-- REQUIRED TASK --
Print the entire listing. Each line must match the original exactly.

......

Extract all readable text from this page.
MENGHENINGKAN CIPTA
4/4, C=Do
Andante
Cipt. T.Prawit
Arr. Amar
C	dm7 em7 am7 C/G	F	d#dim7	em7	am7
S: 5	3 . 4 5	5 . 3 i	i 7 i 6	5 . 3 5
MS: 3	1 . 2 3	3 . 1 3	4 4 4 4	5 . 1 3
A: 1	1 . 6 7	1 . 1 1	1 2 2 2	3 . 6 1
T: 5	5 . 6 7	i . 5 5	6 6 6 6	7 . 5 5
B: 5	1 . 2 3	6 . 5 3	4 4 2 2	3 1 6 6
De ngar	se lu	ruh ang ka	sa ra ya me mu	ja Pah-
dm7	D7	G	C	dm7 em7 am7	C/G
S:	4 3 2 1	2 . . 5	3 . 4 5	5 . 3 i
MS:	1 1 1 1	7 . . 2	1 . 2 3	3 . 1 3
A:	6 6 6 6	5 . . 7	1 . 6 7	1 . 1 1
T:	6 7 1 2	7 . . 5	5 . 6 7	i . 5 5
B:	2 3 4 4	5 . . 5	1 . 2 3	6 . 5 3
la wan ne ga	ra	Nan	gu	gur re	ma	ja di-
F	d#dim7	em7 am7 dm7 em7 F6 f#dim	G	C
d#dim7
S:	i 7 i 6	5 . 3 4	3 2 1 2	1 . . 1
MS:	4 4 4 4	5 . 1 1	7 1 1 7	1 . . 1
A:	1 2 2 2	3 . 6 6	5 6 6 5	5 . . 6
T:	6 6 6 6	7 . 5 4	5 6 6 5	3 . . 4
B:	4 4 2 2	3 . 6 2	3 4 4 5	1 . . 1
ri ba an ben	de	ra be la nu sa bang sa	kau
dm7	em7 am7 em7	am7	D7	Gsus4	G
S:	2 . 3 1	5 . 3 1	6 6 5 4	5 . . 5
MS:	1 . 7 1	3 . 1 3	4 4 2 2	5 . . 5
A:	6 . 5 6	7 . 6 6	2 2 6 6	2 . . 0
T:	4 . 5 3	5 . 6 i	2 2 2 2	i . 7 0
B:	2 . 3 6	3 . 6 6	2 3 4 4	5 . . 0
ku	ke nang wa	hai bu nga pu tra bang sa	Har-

......

-- WORKED SOLUTION --
Extract all readable text from this page.
MENGHENINGKAN CIPTA
4/4, C=Do
Andante
Cipt. T.Prawit
Arr. Amar
C	dm7 em7 am7 C/G	F	d#dim7	em7	am7
S: 5	3 . 4 5	5 . 3 i	i 7 i 6	5 . 3 5
MS: 3	1 . 2 3	3 . 1 3	4 4 4 4	5 . 1 3
A: 1	1 . 6 7	1 . 1 1	1 2 2 2	3 . 6 1
T: 5	5 . 6 7	i . 5 5	6 6 6 6	7 . 5 5
B: 5	1 . 2 3	6 . 5 3	4 4 2 2	3 1 6 6
De ngar	se lu	ruh ang ka	sa ra ya me mu	ja Pah-
dm7	D7	G	C	dm7 em7 am7	C/G
S:	4 3 2 1	2 . . 5	3 . 4 5	5 . 3 i
MS:	1 1 1 1	7 . . 2	1 . 2 3	3 . 1 3
A:	6 6 6 6	5 . . 7	1 . 6 7	1 . 1 1
T:	6 7 1 2	7 . . 5	5 . 6 7	i . 5 5
B:	2 3 4 4	5 . . 5	1 . 2 3	6 . 5 3
la wan ne ga	ra	Nan	gu	gur re	ma	ja di-
F	d#dim7	em7 am7 dm7 em7 F6 f#dim	G	C
d#dim7
S:	i 7 i 6	5 . 3 4	3 2 1 2	1 . . 1
MS:	4 4 4 4	5 . 1 1	7 1 1 7	1 . . 1
A:	1 2 2 2	3 . 6 6	5 6 6 5	5 . . 6
T:	6 6 6 6	7 . 5 4	5 6 6 5	3 . . 4
B:	4 4 2 2	3 . 6 2	3 4 4 5	1 . . 1
ri ba an ben	de	ra be la nu sa bang sa	kau
dm7	em7 am7 em7	am7	D7	Gsus4	G
S:	2 . 3 1	5 . 3 1	6 6 5 4	5 . . 5
MS:	1 . 7 1	3 . 1 3	4 4 2 2	5 . . 5
A:	6 . 5 6	7 . 6 6	2 2 6 6	2 . . 0
T:	4 . 5 3	5 . 6 i	2 2 2 2	i . 7 0
B:	2 . 3 6	3 . 6 6	2 3 4 4	5 . . 0
ku	ke nang wa	hai bu nga pu tra bang sa	Har-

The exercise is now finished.